## TASK PROMPT
Find the string "text" in the data, then copy every line where it is found.
..............................
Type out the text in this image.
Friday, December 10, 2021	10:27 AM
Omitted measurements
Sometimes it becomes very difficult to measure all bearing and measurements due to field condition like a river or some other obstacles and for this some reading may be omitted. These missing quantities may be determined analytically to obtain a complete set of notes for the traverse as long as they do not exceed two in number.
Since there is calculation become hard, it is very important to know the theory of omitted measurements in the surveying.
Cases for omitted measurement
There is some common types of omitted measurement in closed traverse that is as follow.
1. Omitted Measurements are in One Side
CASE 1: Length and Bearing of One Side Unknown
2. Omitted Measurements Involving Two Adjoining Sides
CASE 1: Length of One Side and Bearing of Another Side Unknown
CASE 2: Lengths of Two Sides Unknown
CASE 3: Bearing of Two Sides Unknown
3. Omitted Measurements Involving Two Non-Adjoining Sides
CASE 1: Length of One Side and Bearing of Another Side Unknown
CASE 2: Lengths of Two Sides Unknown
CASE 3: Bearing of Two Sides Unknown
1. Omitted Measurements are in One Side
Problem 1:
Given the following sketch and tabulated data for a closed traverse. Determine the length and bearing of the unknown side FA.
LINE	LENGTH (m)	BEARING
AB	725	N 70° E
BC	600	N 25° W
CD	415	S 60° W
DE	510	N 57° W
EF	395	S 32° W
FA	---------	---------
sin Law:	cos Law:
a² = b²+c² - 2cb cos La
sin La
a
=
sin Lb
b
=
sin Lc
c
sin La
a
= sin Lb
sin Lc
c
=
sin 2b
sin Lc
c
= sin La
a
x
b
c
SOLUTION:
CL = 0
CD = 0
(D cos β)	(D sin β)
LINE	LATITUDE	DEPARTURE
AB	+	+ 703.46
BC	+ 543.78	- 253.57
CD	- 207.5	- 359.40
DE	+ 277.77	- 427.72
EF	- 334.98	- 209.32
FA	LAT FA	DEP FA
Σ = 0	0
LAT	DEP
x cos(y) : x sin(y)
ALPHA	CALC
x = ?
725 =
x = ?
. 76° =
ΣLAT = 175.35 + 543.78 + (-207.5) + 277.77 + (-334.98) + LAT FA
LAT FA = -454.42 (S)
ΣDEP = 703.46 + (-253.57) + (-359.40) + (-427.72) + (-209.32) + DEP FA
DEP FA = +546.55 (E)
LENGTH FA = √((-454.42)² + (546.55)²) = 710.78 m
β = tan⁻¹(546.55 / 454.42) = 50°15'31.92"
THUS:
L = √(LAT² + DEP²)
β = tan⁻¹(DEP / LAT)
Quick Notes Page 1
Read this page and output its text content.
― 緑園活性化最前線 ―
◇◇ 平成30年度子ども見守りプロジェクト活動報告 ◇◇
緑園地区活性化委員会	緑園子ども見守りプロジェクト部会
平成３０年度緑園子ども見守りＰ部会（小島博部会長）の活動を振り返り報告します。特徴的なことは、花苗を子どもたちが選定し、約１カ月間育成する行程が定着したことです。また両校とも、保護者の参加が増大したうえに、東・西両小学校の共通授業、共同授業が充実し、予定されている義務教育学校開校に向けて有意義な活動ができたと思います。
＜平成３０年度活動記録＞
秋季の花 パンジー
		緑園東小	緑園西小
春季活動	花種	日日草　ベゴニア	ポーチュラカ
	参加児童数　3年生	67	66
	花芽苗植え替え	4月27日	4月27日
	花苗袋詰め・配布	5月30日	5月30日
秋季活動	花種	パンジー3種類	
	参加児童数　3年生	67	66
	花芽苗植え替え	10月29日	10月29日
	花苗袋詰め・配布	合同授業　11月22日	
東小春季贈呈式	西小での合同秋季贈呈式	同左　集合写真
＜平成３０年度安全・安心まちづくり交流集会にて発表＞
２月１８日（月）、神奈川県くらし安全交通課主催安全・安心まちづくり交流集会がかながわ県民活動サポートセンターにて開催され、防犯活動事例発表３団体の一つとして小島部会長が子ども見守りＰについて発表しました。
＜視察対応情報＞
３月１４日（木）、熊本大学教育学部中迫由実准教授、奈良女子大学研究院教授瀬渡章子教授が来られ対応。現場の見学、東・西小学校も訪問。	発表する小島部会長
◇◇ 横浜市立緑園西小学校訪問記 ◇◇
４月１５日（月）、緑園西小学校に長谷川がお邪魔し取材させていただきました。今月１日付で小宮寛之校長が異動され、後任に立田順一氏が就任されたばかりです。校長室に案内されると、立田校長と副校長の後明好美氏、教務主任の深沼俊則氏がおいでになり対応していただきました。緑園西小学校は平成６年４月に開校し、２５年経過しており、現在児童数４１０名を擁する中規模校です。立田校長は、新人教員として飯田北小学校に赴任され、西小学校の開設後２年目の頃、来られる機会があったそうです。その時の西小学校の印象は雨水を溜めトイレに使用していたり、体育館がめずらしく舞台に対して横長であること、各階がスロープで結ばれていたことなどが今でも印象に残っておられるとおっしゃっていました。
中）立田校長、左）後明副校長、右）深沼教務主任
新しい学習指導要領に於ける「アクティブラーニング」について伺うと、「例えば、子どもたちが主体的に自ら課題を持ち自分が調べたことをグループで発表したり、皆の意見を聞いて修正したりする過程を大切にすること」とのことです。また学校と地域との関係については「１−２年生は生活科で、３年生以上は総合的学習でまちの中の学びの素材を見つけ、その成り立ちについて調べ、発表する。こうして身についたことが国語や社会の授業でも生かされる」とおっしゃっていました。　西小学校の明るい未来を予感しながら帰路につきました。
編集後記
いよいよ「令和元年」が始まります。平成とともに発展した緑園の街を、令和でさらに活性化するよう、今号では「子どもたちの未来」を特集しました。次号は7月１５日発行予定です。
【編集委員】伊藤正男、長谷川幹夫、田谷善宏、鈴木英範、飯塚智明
..............................
## EXPECTED OUTPUT
Type out the text in this image.
Read this page and output its text content.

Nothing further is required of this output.